- **Yönergeler**:
a. Danıştay kararında davalı olarak hangi kurum gösterilmektedir?
b. Danıştay kararını, son cümleden itibaren aynı resmî üslupla devam ettiriniz.

- **Seçilmiş Metin**:
┄┄┄┄┄┄┄┄┄┄┄┄┄┄┄┄┄┄┄┄
Danıştay Kararı 10. Daire 2002/4988 E. 2002/3681 K. 09.10.2002 T.

10. Daire         2002/4988 E.  ,  2002/3681 K.
T.C.
D A N I Ş T A Y
ONUNCU DAİRE
Esas No : 2002/4988
Karar No : 2002/3681

Kanun Yararına Temyiz Eden : Danıştay Başsavcılığı
Davacı : …
Vekilleri : …
Davalı : T.C.Sanayi ve Ticaret Bakanlığı – ANKARA
İstemin Özeti : Davacı şirkete ait … Gazetesi’nin 7.6.2000 tarihli nüshasının … Eki’nde yayımlanan “…” başlıklı reklamın 4077 sayılı Tüketicinin Korunması Hakkında Kanun’un 16.maddesine aykırı olduğu öne sürülerek aynı Kanunun 25.maddesi uyarınca para cezası uygulanmasına ve ayrıca yayının durdurulmasının istenilmesine ilişkin işlemin iptali istemiyle açılan dava sonucunda, işlemin idari para cezasına ilişkin kısmının iptaline, davanın yayınının durdurulmasına yönelik kısmının incelenmeksizin reddine karar veren … İdare Mahkemesi’nin … tarih ve E:…, K:… sayılı kararının, Sanayi ve Ticaret Bakanlığının başvurusu üzerine Danıştay Başsavcılığı tarafından 2577 sayılı İdari Yargılama Usulü Kanunu’nun 51.maddesi uyarınca kanun yararına bozulması istenilmektedir.
┄┄┄┄┄┄┄┄┄┄┄┄┄┄┄┄┄┄┄┄
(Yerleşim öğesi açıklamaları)
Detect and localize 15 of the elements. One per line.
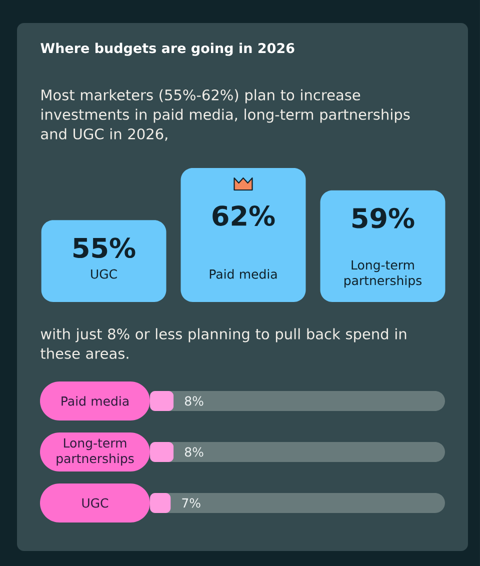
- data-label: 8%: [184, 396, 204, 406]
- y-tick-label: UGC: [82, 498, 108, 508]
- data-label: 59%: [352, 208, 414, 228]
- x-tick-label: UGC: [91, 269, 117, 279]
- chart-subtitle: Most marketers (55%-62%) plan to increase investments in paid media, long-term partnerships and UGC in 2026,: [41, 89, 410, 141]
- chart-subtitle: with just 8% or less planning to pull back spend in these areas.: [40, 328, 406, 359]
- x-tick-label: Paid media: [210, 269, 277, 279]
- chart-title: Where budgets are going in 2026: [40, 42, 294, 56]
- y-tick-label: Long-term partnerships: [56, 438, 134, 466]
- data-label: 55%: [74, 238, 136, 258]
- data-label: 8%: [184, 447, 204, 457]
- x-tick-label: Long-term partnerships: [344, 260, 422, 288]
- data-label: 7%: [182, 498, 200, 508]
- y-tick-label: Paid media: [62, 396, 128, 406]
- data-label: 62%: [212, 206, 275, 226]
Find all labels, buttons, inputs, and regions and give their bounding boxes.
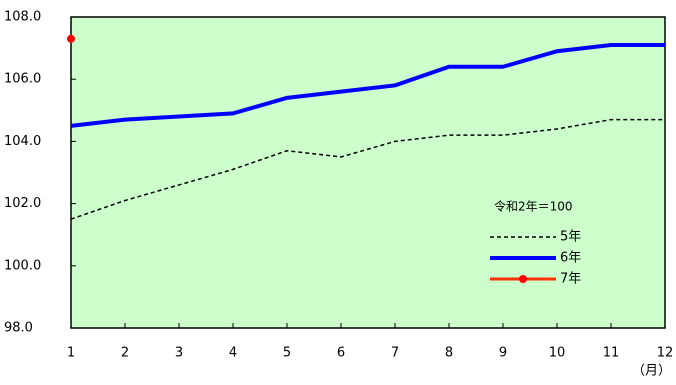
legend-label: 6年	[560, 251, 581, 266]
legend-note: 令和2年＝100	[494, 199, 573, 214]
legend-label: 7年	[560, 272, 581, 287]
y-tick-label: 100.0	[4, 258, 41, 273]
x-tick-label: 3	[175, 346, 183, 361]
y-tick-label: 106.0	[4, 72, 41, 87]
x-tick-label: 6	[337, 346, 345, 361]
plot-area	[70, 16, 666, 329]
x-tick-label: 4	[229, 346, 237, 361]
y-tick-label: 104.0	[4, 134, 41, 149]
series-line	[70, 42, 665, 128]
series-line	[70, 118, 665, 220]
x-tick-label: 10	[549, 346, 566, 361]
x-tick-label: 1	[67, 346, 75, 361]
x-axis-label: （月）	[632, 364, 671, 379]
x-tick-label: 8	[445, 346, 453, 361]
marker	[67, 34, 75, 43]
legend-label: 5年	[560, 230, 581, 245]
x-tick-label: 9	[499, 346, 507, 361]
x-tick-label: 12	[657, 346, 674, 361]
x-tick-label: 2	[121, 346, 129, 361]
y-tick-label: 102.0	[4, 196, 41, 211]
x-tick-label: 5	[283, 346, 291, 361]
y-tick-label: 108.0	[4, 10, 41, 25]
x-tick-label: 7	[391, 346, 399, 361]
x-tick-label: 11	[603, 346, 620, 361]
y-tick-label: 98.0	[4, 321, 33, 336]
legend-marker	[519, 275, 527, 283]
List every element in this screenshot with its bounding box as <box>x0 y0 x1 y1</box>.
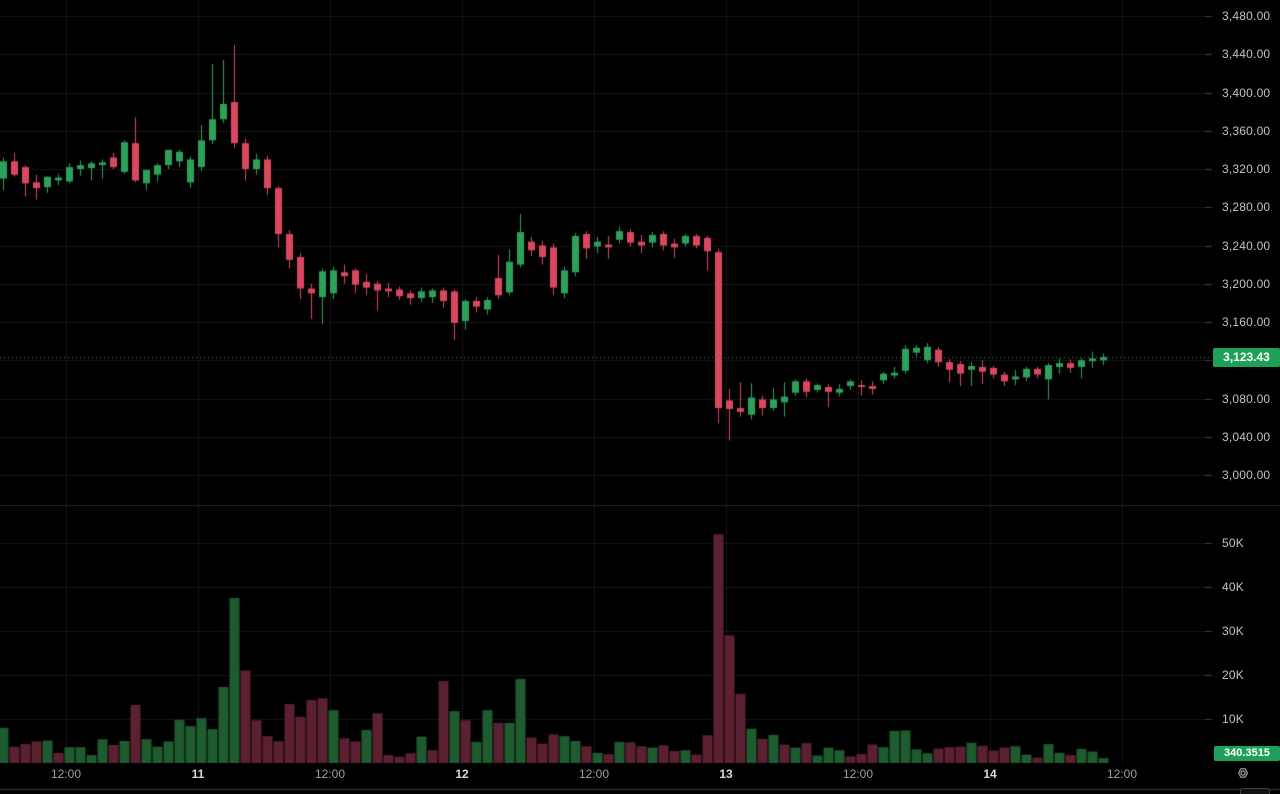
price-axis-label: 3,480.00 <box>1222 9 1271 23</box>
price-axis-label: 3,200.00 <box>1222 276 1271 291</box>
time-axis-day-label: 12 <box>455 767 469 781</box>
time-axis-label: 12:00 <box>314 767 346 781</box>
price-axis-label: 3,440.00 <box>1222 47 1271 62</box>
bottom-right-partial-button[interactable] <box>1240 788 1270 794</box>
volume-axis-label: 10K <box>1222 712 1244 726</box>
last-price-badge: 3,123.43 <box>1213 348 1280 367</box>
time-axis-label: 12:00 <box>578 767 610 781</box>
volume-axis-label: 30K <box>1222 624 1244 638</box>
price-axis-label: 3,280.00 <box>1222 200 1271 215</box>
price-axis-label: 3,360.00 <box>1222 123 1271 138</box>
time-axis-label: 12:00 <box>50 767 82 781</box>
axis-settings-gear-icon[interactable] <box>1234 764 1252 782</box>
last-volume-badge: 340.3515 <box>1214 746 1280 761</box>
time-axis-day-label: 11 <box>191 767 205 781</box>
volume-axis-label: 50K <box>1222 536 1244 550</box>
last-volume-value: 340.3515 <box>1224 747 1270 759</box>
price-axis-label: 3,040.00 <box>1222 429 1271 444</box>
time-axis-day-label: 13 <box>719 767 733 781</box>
┄┄┄┄┄┄┄┄┄┄┄┄┄┄┄┄┄┄┄┄
- **Alıştırma Cevapları**:
a. T.C. Sanayi ve Ticaret Bakanlığı.

b.
D.Tetkik Hakimi : …
Düşüncesi :. 4077 sayılı Yasa’nın 3.maddesinde “mecra kuruluşu” tanımlanmamış ise de aynı Yasa’nın 16.maddesine aykırılık fiili ancak ticari reklam ve ilanların hedef kitleye ulaştırılması ile işleneceğinden ve bu iş de yine mecra kuruluşu aracılığıyla yapılacağından, bunları yasa kapsamı dışında saymaya olanak bulunmamaktadır.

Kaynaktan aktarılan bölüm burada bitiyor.